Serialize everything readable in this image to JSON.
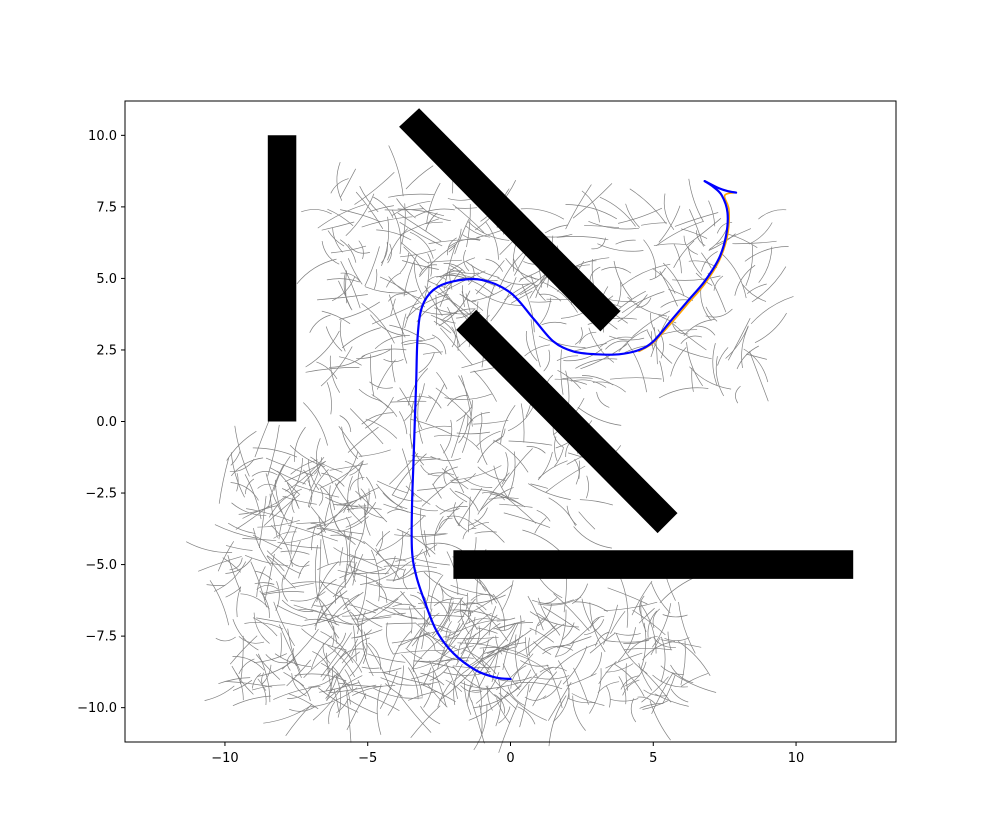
{
  "chart_data": {
    "type": "scatter",
    "title": "",
    "xlabel": "",
    "ylabel": "",
    "xlim": [
      -13.5,
      13.5
    ],
    "ylim": [
      -11.2,
      11.2
    ],
    "grid": false,
    "legend": "none",
    "x_ticks": [
      -10,
      -5,
      0,
      5,
      10
    ],
    "y_ticks": [
      -10.0,
      -7.5,
      -5.0,
      -2.5,
      0.0,
      2.5,
      5.0,
      7.5,
      10.0
    ],
    "x_tick_labels": [
      "−10",
      "−5",
      "0",
      "5",
      "10"
    ],
    "y_tick_labels": [
      "−10.0",
      "−7.5",
      "−5.0",
      "−2.5",
      "0.0",
      "2.5",
      "5.0",
      "7.5",
      "10.0"
    ],
    "obstacles": [
      {
        "corners": [
          [
            -8.5,
            0
          ],
          [
            -7.5,
            0
          ],
          [
            -7.5,
            10
          ],
          [
            -8.5,
            10
          ]
        ]
      },
      {
        "corners": [
          [
            -3.9,
            10.3
          ],
          [
            -3.2,
            10.95
          ],
          [
            3.85,
            3.85
          ],
          [
            3.15,
            3.15
          ]
        ]
      },
      {
        "corners": [
          [
            -1.9,
            3.2
          ],
          [
            -1.2,
            3.9
          ],
          [
            5.85,
            -3.2
          ],
          [
            5.15,
            -3.9
          ]
        ]
      },
      {
        "corners": [
          [
            -2.0,
            -5.5
          ],
          [
            12.0,
            -5.5
          ],
          [
            12.0,
            -4.5
          ],
          [
            -2.0,
            -4.5
          ]
        ]
      }
    ],
    "tree_regions": [
      {
        "x": [
          -10.0,
          -5.0
        ],
        "y": [
          -10.0,
          -1.0
        ],
        "count": 240
      },
      {
        "x": [
          -6.5,
          -1.0
        ],
        "y": [
          -10.0,
          8.2
        ],
        "count": 360
      },
      {
        "x": [
          -3.5,
          6.0
        ],
        "y": [
          -10.0,
          -6.0
        ],
        "count": 230
      },
      {
        "x": [
          -2.5,
          3.0
        ],
        "y": [
          -4.0,
          0.5
        ],
        "count": 70
      },
      {
        "x": [
          -3.5,
          1.0
        ],
        "y": [
          3.0,
          7.0
        ],
        "count": 60
      },
      {
        "x": [
          1.0,
          8.7
        ],
        "y": [
          1.0,
          7.2
        ],
        "count": 170
      }
    ],
    "tree_color": "#808080",
    "series": [
      {
        "color": "#0000ff",
        "x": [
          0.0,
          -0.5,
          -1.2,
          -2.0,
          -2.6,
          -3.0,
          -3.3,
          -3.45,
          -3.45,
          -3.4,
          -3.35,
          -3.3,
          -3.25,
          -3.1,
          -2.7,
          -2.0,
          -1.0,
          0.0,
          0.8,
          1.5,
          2.2,
          3.0,
          3.8,
          4.5,
          5.0,
          5.6,
          6.2,
          6.8,
          7.3,
          7.55,
          7.6,
          7.4,
          7.1,
          6.8
        ],
        "y": [
          -9.0,
          -8.95,
          -8.7,
          -8.1,
          -7.3,
          -6.3,
          -5.4,
          -4.5,
          -3.0,
          -1.5,
          0.0,
          1.5,
          3.0,
          4.0,
          4.6,
          4.9,
          4.95,
          4.5,
          3.6,
          2.8,
          2.45,
          2.35,
          2.35,
          2.5,
          2.8,
          3.5,
          4.2,
          4.9,
          5.7,
          6.5,
          7.3,
          7.9,
          8.2,
          8.4
        ]
      },
      {
        "color": "#ffa500",
        "x": [
          4.5,
          5.0,
          5.6,
          6.2,
          6.8,
          7.3,
          7.6,
          7.65,
          7.5,
          7.9
        ],
        "y": [
          2.45,
          2.75,
          3.4,
          4.1,
          4.8,
          5.6,
          6.5,
          7.4,
          7.9,
          8.0
        ]
      },
      {
        "color": "#0000ff",
        "x": [
          6.8,
          7.3,
          7.6,
          7.9
        ],
        "y": [
          8.4,
          8.15,
          8.05,
          8.0
        ]
      }
    ]
  }
}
· · · ·
Aim of the task:
All of the material above needs to be restated exactly, with no pictures.

Problem solution:
Serialize everything readable in this image to JSON.
{
  "chart_data": {
    "type": "scatter",
    "title": "",
    "xlabel": "",
    "ylabel": "",
    "xlim": [
      -13.5,
      13.5
    ],
    "ylim": [
      -11.2,
      11.2
    ],
    "grid": false,
    "legend": "none",
    "x_ticks": [
      -10,
      -5,
      0,
      5,
      10
    ],
    "y_ticks": [
      -10.0,
      -7.5,
      -5.0,
      -2.5,
      0.0,
      2.5,
      5.0,
      7.5,
      10.0
    ],
    "x_tick_labels": [
      "−10",
      "−5",
      "0",
      "5",
      "10"
    ],
    "y_tick_labels": [
      "−10.0",
      "−7.5",
      "−5.0",
      "−2.5",
      "0.0",
      "2.5",
      "5.0",
      "7.5",
      "10.0"
    ],
    "obstacles": [
      {
        "corners": [
          [
            -8.5,
            0
          ],
          [
            -7.5,
            0
          ],
          [
            -7.5,
            10
          ],
          [
            -8.5,
            10
          ]
        ]
      },
      {
        "corners": [
          [
            -3.9,
            10.3
          ],
          [
            -3.2,
            10.95
          ],
          [
            3.85,
            3.85
          ],
          [
            3.15,
            3.15
          ]
        ]
      },
      {
        "corners": [
          [
            -1.9,
            3.2
          ],
          [
            -1.2,
            3.9
          ],
          [
            5.85,
            -3.2
          ],
          [
            5.15,
            -3.9
          ]
        ]
      },
      {
        "corners": [
          [
            -2.0,
            -5.5
          ],
          [
            12.0,
            -5.5
          ],
          [
            12.0,
            -4.5
          ],
          [
            -2.0,
            -4.5
          ]
        ]
      }
    ],
    "tree_regions": [
      {
        "x": [
          -10.0,
          -5.0
        ],
        "y": [
          -10.0,
          -1.0
        ],
        "count": 240
      },
      {
        "x": [
          -6.5,
          -1.0
        ],
        "y": [
          -10.0,
          8.2
        ],
        "count": 360
      },
      {
        "x": [
          -3.5,
          6.0
        ],
        "y": [
          -10.0,
          -6.0
        ],
        "count": 230
      },
      {
        "x": [
          -2.5,
          3.0
        ],
        "y": [
          -4.0,
          0.5
        ],
        "count": 70
      },
      {
        "x": [
          -3.5,
          1.0
        ],
        "y": [
          3.0,
          7.0
        ],
        "count": 60
      },
      {
        "x": [
          1.0,
          8.7
        ],
        "y": [
          1.0,
          7.2
        ],
        "count": 170
      }
    ],
    "tree_color": "#808080",
    "series": [
      {
        "color": "#0000ff",
        "x": [
          0.0,
          -0.5,
          -1.2,
          -2.0,
          -2.6,
          -3.0,
          -3.3,
          -3.45,
          -3.45,
          -3.4,
          -3.35,
          -3.3,
          -3.25,
          -3.1,
          -2.7,
          -2.0,
          -1.0,
          0.0,
          0.8,
          1.5,
          2.2,
          3.0,
          3.8,
          4.5,
          5.0,
          5.6,
          6.2,
          6.8,
          7.3,
          7.55,
          7.6,
          7.4,
          7.1,
          6.8
        ],
        "y": [
          -9.0,
          -8.95,
          -8.7,
          -8.1,
          -7.3,
          -6.3,
          -5.4,
          -4.5,
          -3.0,
          -1.5,
          0.0,
          1.5,
          3.0,
          4.0,
          4.6,
          4.9,
          4.95,
          4.5,
          3.6,
          2.8,
          2.45,
          2.35,
          2.35,
          2.5,
          2.8,
          3.5,
          4.2,
          4.9,
          5.7,
          6.5,
          7.3,
          7.9,
          8.2,
          8.4
        ]
      },
      {
        "color": "#ffa500",
        "x": [
          4.5,
          5.0,
          5.6,
          6.2,
          6.8,
          7.3,
          7.6,
          7.65,
          7.5,
          7.9
        ],
        "y": [
          2.45,
          2.75,
          3.4,
          4.1,
          4.8,
          5.6,
          6.5,
          7.4,
          7.9,
          8.0
        ]
      },
      {
        "color": "#0000ff",
        "x": [
          6.8,
          7.3,
          7.6,
          7.9
        ],
        "y": [
          8.4,
          8.15,
          8.05,
          8.0
        ]
      }
    ]
  }
}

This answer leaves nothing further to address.